Each entry below should be written out exactly as it is, with no pictures.

* start Entries supplied *

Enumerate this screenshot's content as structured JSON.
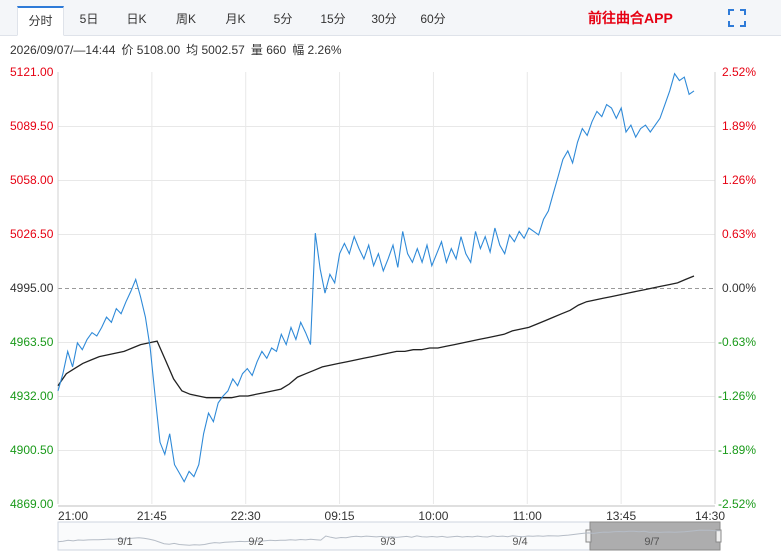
{
  "tabs": [
    {
      "label": "分时",
      "active": true
    },
    {
      "label": "5日",
      "active": false
    },
    {
      "label": "日K",
      "active": false
    },
    {
      "label": "周K",
      "active": false
    },
    {
      "label": "月K",
      "active": false
    },
    {
      "label": "5分",
      "active": false
    },
    {
      "label": "15分",
      "active": false
    },
    {
      "label": "30分",
      "active": false
    },
    {
      "label": "60分",
      "active": false
    }
  ],
  "app_link": "前往曲合APP",
  "info": {
    "datetime": "2026/09/07/—14:44",
    "price": "价 5108.00",
    "avg": "均 5002.57",
    "volume": "量 660",
    "amplitude": "幅 2.26%"
  },
  "colors": {
    "up": "#e60012",
    "down": "#1a9a1a",
    "neutral": "#333333",
    "price_line": "#2f8ad8",
    "avg_line": "#222222",
    "accent": "#2f7bd8"
  },
  "chart_data": {
    "type": "line",
    "reference": 4995,
    "ylim": [
      4869,
      5121
    ],
    "y_ticks": [
      {
        "label": "5121.00",
        "value": 5121,
        "kind": "up"
      },
      {
        "label": "5089.50",
        "value": 5089.5,
        "kind": "up"
      },
      {
        "label": "5058.00",
        "value": 5058,
        "kind": "up"
      },
      {
        "label": "5026.50",
        "value": 5026.5,
        "kind": "up"
      },
      {
        "label": "4995.00",
        "value": 4995,
        "kind": "neutral"
      },
      {
        "label": "4963.50",
        "value": 4963.5,
        "kind": "down"
      },
      {
        "label": "4932.00",
        "value": 4932,
        "kind": "down"
      },
      {
        "label": "4900.50",
        "value": 4900.5,
        "kind": "down"
      },
      {
        "label": "4869.00",
        "value": 4869,
        "kind": "down"
      }
    ],
    "pct_ticks": [
      "2.52%",
      "1.89%",
      "1.26%",
      "0.63%",
      "0.00%",
      "-0.63%",
      "-1.26%",
      "-1.89%",
      "-2.52%"
    ],
    "x_ticks": [
      "21:00",
      "21:45",
      "22:30",
      "09:15",
      "10:00",
      "11:00",
      "13:45",
      "14:30"
    ],
    "nav_labels": [
      "9/1",
      "9/2",
      "9/3",
      "9/4",
      "9/7"
    ],
    "series": [
      {
        "kind": "price",
        "values": [
          4935,
          4945,
          4958,
          4949,
          4963,
          4959,
          4965,
          4969,
          4967,
          4972,
          4978,
          4975,
          4983,
          4980,
          4987,
          4993,
          5000,
          4990,
          4978,
          4960,
          4932,
          4905,
          4898,
          4910,
          4892,
          4887,
          4882,
          4888,
          4885,
          4892,
          4910,
          4922,
          4917,
          4928,
          4932,
          4935,
          4942,
          4938,
          4945,
          4948,
          4944,
          4952,
          4958,
          4954,
          4960,
          4958,
          4968,
          4962,
          4972,
          4965,
          4975,
          4969,
          4962,
          5027,
          5006,
          4992,
          5003,
          4998,
          5015,
          5021,
          5015,
          5025,
          5018,
          5012,
          5020,
          5008,
          5015,
          5005,
          5012,
          5020,
          5007,
          5028,
          5015,
          5010,
          5018,
          5010,
          5020,
          5008,
          5015,
          5022,
          5010,
          5018,
          5012,
          5025,
          5015,
          5010,
          5028,
          5018,
          5025,
          5016,
          5030,
          5020,
          5015,
          5026,
          5022,
          5028,
          5024,
          5030,
          5028,
          5026,
          5035,
          5040,
          5050,
          5060,
          5070,
          5075,
          5068,
          5080,
          5088,
          5084,
          5092,
          5098,
          5095,
          5102,
          5100,
          5094,
          5100,
          5086,
          5090,
          5083,
          5088,
          5090,
          5086,
          5090,
          5094,
          5102,
          5110,
          5120,
          5116,
          5118,
          5108,
          5110
        ]
      },
      {
        "kind": "avg",
        "values": [
          4938,
          4945,
          4948,
          4951,
          4953,
          4955,
          4956,
          4957,
          4958,
          4960,
          4962,
          4963,
          4964,
          4953,
          4942,
          4935,
          4933,
          4932,
          4931,
          4931,
          4931,
          4931,
          4932,
          4932,
          4933,
          4934,
          4935,
          4936,
          4939,
          4943,
          4945,
          4947,
          4949,
          4950,
          4951,
          4952,
          4953,
          4954,
          4955,
          4956,
          4957,
          4958,
          4958,
          4959,
          4959,
          4960,
          4960,
          4961,
          4962,
          4963,
          4964,
          4965,
          4966,
          4967,
          4968,
          4970,
          4971,
          4972,
          4974,
          4976,
          4978,
          4980,
          4982,
          4985,
          4987,
          4988,
          4989,
          4990,
          4991,
          4992,
          4993,
          4994,
          4995,
          4996,
          4997,
          4998,
          5000,
          5002
        ]
      }
    ]
  }
}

* end Entries supplied *

» Result for this exercise
Enumerate this screenshot's content as structured JSON.
{
  "tabs": [
    {
      "label": "分时",
      "active": true
    },
    {
      "label": "5日",
      "active": false
    },
    {
      "label": "日K",
      "active": false
    },
    {
      "label": "周K",
      "active": false
    },
    {
      "label": "月K",
      "active": false
    },
    {
      "label": "5分",
      "active": false
    },
    {
      "label": "15分",
      "active": false
    },
    {
      "label": "30分",
      "active": false
    },
    {
      "label": "60分",
      "active": false
    }
  ],
  "app_link": "前往曲合APP",
  "info": {
    "datetime": "2026/09/07/—14:44",
    "price": "价 5108.00",
    "avg": "均 5002.57",
    "volume": "量 660",
    "amplitude": "幅 2.26%"
  },
  "colors": {
    "up": "#e60012",
    "down": "#1a9a1a",
    "neutral": "#333333",
    "price_line": "#2f8ad8",
    "avg_line": "#222222",
    "accent": "#2f7bd8"
  },
  "chart_data": {
    "type": "line",
    "reference": 4995,
    "ylim": [
      4869,
      5121
    ],
    "y_ticks": [
      {
        "label": "5121.00",
        "value": 5121,
        "kind": "up"
      },
      {
        "label": "5089.50",
        "value": 5089.5,
        "kind": "up"
      },
      {
        "label": "5058.00",
        "value": 5058,
        "kind": "up"
      },
      {
        "label": "5026.50",
        "value": 5026.5,
        "kind": "up"
      },
      {
        "label": "4995.00",
        "value": 4995,
        "kind": "neutral"
      },
      {
        "label": "4963.50",
        "value": 4963.5,
        "kind": "down"
      },
      {
        "label": "4932.00",
        "value": 4932,
        "kind": "down"
      },
      {
        "label": "4900.50",
        "value": 4900.5,
        "kind": "down"
      },
      {
        "label": "4869.00",
        "value": 4869,
        "kind": "down"
      }
    ],
    "pct_ticks": [
      "2.52%",
      "1.89%",
      "1.26%",
      "0.63%",
      "0.00%",
      "-0.63%",
      "-1.26%",
      "-1.89%",
      "-2.52%"
    ],
    "x_ticks": [
      "21:00",
      "21:45",
      "22:30",
      "09:15",
      "10:00",
      "11:00",
      "13:45",
      "14:30"
    ],
    "nav_labels": [
      "9/1",
      "9/2",
      "9/3",
      "9/4",
      "9/7"
    ],
    "series": [
      {
        "kind": "price",
        "values": [
          4935,
          4945,
          4958,
          4949,
          4963,
          4959,
          4965,
          4969,
          4967,
          4972,
          4978,
          4975,
          4983,
          4980,
          4987,
          4993,
          5000,
          4990,
          4978,
          4960,
          4932,
          4905,
          4898,
          4910,
          4892,
          4887,
          4882,
          4888,
          4885,
          4892,
          4910,
          4922,
          4917,
          4928,
          4932,
          4935,
          4942,
          4938,
          4945,
          4948,
          4944,
          4952,
          4958,
          4954,
          4960,
          4958,
          4968,
          4962,
          4972,
          4965,
          4975,
          4969,
          4962,
          5027,
          5006,
          4992,
          5003,
          4998,
          5015,
          5021,
          5015,
          5025,
          5018,
          5012,
          5020,
          5008,
          5015,
          5005,
          5012,
          5020,
          5007,
          5028,
          5015,
          5010,
          5018,
          5010,
          5020,
          5008,
          5015,
          5022,
          5010,
          5018,
          5012,
          5025,
          5015,
          5010,
          5028,
          5018,
          5025,
          5016,
          5030,
          5020,
          5015,
          5026,
          5022,
          5028,
          5024,
          5030,
          5028,
          5026,
          5035,
          5040,
          5050,
          5060,
          5070,
          5075,
          5068,
          5080,
          5088,
          5084,
          5092,
          5098,
          5095,
          5102,
          5100,
          5094,
          5100,
          5086,
          5090,
          5083,
          5088,
          5090,
          5086,
          5090,
          5094,
          5102,
          5110,
          5120,
          5116,
          5118,
          5108,
          5110
        ]
      },
      {
        "kind": "avg",
        "values": [
          4938,
          4945,
          4948,
          4951,
          4953,
          4955,
          4956,
          4957,
          4958,
          4960,
          4962,
          4963,
          4964,
          4953,
          4942,
          4935,
          4933,
          4932,
          4931,
          4931,
          4931,
          4931,
          4932,
          4932,
          4933,
          4934,
          4935,
          4936,
          4939,
          4943,
          4945,
          4947,
          4949,
          4950,
          4951,
          4952,
          4953,
          4954,
          4955,
          4956,
          4957,
          4958,
          4958,
          4959,
          4959,
          4960,
          4960,
          4961,
          4962,
          4963,
          4964,
          4965,
          4966,
          4967,
          4968,
          4970,
          4971,
          4972,
          4974,
          4976,
          4978,
          4980,
          4982,
          4985,
          4987,
          4988,
          4989,
          4990,
          4991,
          4992,
          4993,
          4994,
          4995,
          4996,
          4997,
          4998,
          5000,
          5002
        ]
      }
    ]
  }
}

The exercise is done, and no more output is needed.